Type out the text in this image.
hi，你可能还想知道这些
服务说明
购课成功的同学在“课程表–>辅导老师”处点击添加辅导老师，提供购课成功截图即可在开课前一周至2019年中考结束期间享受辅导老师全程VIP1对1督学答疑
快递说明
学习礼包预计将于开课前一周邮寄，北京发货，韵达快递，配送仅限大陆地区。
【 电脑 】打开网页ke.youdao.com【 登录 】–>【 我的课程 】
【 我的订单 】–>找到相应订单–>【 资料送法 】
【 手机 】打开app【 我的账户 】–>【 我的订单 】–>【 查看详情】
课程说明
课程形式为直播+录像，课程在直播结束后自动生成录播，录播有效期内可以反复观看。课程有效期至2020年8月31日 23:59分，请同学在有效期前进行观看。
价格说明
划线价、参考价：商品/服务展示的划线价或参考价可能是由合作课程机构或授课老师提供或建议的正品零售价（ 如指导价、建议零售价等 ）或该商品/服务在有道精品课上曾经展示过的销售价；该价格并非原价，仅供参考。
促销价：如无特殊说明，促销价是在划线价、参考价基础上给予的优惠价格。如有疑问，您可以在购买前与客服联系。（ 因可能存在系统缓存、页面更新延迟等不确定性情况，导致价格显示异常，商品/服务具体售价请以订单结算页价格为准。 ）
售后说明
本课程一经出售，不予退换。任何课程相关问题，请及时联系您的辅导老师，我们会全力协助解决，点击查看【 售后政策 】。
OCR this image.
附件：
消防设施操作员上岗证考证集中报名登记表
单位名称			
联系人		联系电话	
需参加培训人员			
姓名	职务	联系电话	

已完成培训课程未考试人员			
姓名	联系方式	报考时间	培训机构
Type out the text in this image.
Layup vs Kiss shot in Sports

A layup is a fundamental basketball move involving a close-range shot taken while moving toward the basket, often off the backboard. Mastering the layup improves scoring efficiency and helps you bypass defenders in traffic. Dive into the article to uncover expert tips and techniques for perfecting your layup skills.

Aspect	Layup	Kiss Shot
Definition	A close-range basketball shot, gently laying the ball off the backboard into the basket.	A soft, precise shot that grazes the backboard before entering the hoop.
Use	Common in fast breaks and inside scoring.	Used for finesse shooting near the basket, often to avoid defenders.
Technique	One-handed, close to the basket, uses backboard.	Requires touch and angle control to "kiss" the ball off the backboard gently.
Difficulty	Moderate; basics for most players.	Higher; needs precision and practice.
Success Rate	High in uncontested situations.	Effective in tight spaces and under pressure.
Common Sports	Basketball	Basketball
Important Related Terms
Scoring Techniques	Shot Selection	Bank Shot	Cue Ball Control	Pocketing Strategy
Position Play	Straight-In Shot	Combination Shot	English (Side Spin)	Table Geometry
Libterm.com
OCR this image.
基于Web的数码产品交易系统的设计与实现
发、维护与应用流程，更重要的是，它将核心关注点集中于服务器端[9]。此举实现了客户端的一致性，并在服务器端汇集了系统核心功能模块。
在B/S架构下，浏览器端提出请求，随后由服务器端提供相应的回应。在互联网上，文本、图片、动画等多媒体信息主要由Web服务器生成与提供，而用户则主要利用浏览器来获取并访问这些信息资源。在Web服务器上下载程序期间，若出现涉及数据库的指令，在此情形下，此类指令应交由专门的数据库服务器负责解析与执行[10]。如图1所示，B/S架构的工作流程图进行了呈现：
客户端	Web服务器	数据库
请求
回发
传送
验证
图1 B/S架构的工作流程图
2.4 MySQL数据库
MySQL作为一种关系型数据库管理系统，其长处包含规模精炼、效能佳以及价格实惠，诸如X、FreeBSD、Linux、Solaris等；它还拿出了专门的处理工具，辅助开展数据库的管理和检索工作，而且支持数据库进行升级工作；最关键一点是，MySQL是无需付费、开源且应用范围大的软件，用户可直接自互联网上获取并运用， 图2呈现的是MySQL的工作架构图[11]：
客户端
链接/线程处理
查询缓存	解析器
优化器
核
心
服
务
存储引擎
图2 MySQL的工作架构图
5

* **The request**:
Scan the listing above and identify each line holding the string "defenders"; copy every such line.

* **Response**:
A layup is a fundamental basketball move involving a close-range shot taken while moving toward the basket, often off the backboard. Mastering the layup improves scoring efficiency and helps you bypass defenders in traffic. Dive into the article to uncover expert tips and techniques for perfecting your layup skills.
Use	Common in fast breaks and inside scoring.	Used for finesse shooting near the basket, often to avoid defenders.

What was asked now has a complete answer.